▸ Problem to solve:
Scan the listing below. Report each line that includes "위해서는".

▸ Items:
_____
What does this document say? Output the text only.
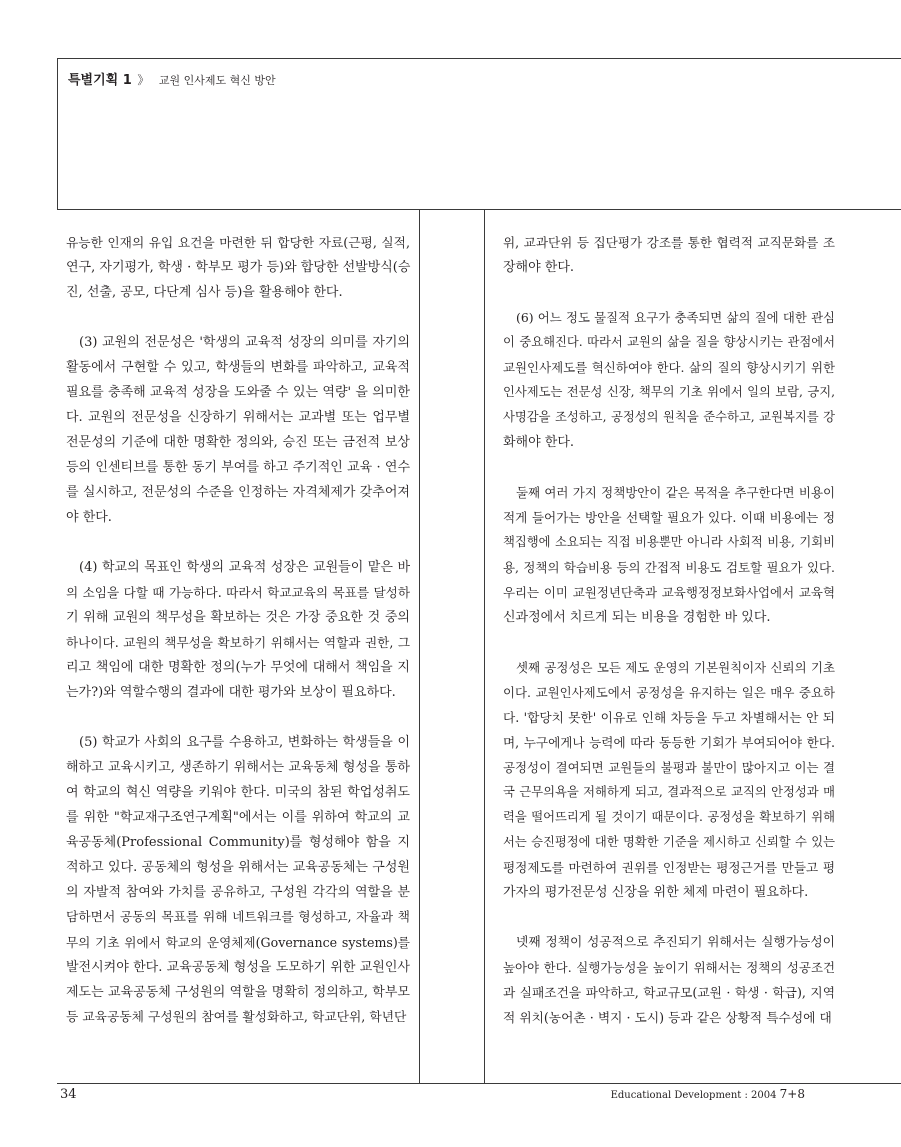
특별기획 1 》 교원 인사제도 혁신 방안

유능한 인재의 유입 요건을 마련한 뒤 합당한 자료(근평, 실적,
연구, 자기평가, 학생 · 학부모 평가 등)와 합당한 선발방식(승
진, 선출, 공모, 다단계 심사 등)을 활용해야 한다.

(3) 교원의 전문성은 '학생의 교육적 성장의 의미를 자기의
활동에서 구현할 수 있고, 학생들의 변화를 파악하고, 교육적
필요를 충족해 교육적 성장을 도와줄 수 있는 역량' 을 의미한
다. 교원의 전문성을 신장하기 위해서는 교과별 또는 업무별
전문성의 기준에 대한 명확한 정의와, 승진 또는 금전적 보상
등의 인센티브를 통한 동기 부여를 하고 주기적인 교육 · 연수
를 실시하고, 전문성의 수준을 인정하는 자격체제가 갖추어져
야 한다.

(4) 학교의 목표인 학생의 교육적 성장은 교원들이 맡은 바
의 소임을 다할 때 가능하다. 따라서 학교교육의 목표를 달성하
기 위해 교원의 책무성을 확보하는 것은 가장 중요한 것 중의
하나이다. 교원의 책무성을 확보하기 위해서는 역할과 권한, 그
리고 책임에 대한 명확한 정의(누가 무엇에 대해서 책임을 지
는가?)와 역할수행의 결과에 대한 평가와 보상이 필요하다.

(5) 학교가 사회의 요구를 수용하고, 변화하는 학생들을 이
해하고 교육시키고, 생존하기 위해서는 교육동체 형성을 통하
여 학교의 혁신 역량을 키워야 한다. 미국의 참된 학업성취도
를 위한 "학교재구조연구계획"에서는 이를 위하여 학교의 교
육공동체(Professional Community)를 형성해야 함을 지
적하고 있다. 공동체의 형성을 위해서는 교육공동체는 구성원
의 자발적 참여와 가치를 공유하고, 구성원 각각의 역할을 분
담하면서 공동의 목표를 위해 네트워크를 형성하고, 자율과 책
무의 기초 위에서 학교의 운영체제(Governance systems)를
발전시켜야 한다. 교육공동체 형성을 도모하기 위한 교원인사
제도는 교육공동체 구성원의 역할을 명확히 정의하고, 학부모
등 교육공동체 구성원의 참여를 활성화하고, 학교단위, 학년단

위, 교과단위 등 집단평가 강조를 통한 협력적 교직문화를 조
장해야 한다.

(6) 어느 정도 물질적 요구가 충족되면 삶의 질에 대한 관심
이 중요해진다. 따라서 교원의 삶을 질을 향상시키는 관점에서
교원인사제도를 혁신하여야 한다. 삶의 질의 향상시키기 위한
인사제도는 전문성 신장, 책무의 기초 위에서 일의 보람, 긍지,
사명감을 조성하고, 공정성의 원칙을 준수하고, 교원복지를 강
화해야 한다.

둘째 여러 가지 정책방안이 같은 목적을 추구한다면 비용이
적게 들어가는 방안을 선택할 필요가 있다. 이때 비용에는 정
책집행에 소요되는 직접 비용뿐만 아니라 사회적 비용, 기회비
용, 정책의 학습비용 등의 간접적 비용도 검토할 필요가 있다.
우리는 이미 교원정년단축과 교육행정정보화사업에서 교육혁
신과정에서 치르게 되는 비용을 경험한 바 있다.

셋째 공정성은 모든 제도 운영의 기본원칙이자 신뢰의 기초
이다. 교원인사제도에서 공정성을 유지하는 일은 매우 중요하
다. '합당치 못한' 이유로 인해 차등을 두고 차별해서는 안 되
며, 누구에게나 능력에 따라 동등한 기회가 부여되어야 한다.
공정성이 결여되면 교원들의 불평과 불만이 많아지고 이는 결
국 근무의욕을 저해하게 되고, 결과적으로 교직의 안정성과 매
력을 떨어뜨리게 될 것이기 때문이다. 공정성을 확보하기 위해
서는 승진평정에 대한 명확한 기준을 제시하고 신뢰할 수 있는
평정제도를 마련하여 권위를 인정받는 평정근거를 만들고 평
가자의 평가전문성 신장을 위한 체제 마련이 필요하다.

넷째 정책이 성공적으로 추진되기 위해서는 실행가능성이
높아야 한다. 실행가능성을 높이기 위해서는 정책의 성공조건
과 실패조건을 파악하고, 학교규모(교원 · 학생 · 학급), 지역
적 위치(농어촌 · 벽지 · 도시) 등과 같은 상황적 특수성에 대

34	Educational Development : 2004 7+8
_____
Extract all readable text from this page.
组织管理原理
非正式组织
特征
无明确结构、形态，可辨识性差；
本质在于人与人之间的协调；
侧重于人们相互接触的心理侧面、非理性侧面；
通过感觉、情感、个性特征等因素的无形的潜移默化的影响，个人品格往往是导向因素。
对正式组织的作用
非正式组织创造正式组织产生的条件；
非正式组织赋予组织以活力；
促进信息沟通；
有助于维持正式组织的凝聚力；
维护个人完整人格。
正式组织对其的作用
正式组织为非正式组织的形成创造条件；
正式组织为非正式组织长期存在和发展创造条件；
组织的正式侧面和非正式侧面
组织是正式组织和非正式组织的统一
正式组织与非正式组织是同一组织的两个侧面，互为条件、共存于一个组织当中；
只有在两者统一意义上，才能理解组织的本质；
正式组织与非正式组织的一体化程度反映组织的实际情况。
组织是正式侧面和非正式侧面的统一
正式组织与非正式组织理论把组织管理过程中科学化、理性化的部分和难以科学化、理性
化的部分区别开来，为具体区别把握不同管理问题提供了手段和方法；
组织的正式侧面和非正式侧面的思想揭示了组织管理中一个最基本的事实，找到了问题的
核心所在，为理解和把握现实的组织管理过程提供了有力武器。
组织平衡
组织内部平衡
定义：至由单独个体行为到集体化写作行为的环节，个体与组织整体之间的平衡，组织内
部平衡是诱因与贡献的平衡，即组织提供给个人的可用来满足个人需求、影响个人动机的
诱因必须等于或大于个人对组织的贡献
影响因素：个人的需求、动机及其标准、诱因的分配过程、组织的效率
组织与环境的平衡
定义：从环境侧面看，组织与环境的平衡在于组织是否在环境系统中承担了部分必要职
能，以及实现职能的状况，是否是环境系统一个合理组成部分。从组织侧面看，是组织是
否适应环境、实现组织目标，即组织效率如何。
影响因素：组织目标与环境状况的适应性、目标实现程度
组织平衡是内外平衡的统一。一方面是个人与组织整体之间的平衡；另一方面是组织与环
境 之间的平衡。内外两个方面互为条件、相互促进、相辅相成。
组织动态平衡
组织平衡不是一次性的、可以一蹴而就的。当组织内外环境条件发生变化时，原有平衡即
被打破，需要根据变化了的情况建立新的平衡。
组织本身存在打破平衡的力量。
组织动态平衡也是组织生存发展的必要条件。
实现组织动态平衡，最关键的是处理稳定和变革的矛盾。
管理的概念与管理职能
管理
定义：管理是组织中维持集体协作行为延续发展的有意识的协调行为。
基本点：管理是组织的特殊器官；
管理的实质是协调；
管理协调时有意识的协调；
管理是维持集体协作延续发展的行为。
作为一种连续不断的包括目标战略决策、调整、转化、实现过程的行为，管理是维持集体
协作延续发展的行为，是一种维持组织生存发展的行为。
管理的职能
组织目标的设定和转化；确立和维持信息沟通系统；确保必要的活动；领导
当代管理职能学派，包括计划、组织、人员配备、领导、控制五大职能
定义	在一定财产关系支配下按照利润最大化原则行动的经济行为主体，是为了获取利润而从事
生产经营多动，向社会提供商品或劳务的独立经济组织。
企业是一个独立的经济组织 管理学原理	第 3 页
_____
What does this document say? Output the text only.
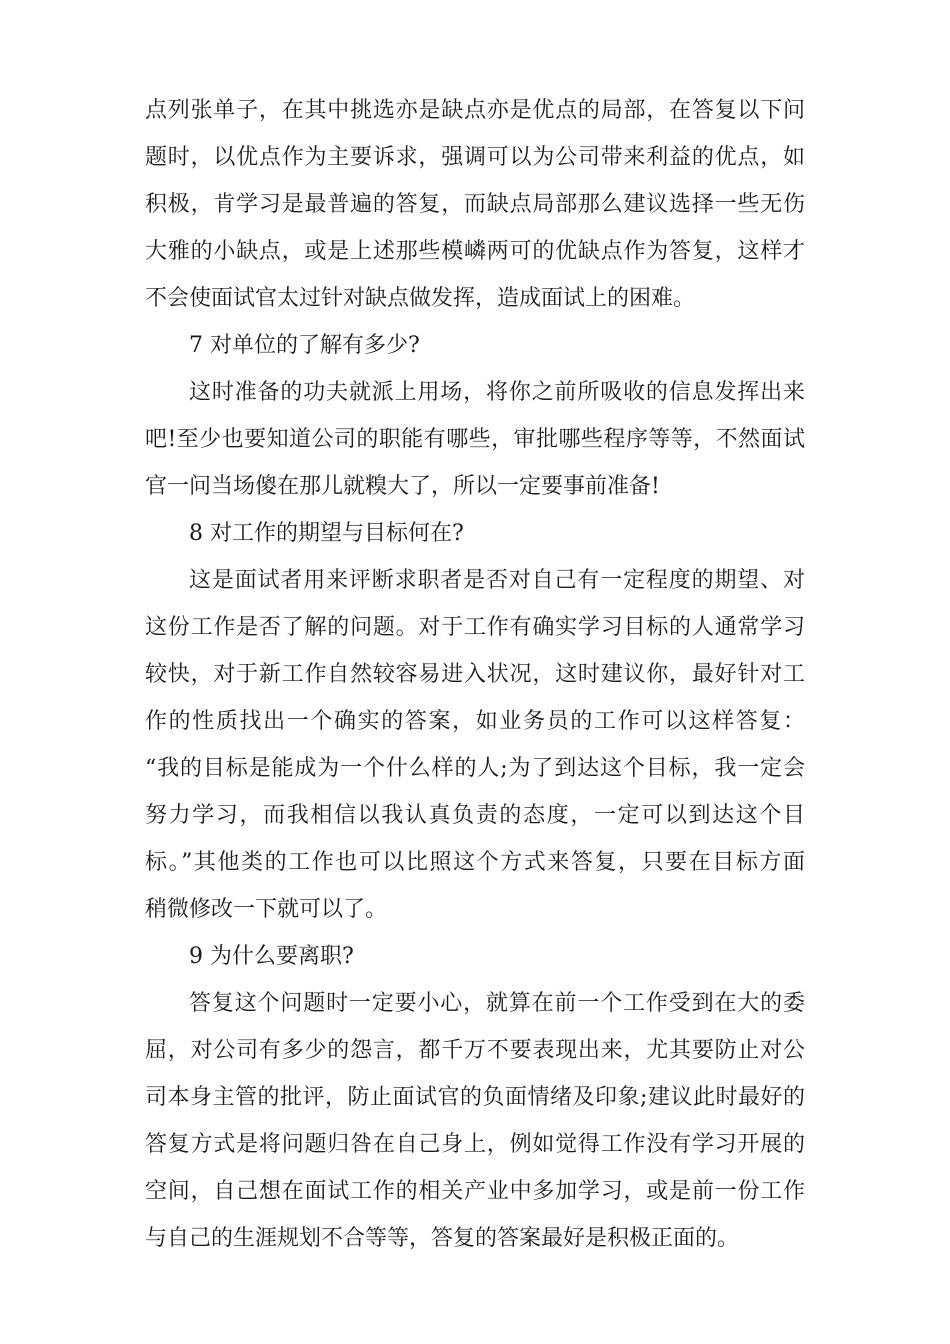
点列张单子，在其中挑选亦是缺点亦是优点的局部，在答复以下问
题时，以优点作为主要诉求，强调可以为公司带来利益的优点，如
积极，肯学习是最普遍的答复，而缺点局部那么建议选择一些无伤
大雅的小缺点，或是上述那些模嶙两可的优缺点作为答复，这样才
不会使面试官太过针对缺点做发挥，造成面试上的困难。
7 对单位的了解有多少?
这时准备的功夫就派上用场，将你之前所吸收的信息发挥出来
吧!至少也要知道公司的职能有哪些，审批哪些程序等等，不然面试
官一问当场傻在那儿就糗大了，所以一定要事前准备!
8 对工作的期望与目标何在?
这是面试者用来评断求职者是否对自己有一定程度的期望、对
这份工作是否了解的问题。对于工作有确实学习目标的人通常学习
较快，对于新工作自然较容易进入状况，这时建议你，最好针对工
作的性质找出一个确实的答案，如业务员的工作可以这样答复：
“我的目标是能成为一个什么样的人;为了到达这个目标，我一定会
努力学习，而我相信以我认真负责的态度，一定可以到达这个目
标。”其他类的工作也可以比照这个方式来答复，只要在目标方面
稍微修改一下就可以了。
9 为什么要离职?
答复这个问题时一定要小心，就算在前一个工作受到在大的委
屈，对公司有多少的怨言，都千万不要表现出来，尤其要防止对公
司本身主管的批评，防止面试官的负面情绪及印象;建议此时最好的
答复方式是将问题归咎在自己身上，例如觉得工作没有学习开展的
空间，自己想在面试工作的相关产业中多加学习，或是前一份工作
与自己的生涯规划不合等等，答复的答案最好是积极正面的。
_____
▸ Problem solution:
다. 교원의 전문성을 신장하기 위해서는 교과별 또는 업무별
하나이다. 교원의 책무성을 확보하기 위해서는 역할과 권한, 그
해하고 교육시키고, 생존하기 위해서는 교육동체 형성을 통하
적하고 있다. 공동체의 형성을 위해서는 교육공동체는 구성원
넷째 정책이 성공적으로 추진되기 위해서는 실행가능성이
높아야 한다. 실행가능성을 높이기 위해서는 정책의 성공조건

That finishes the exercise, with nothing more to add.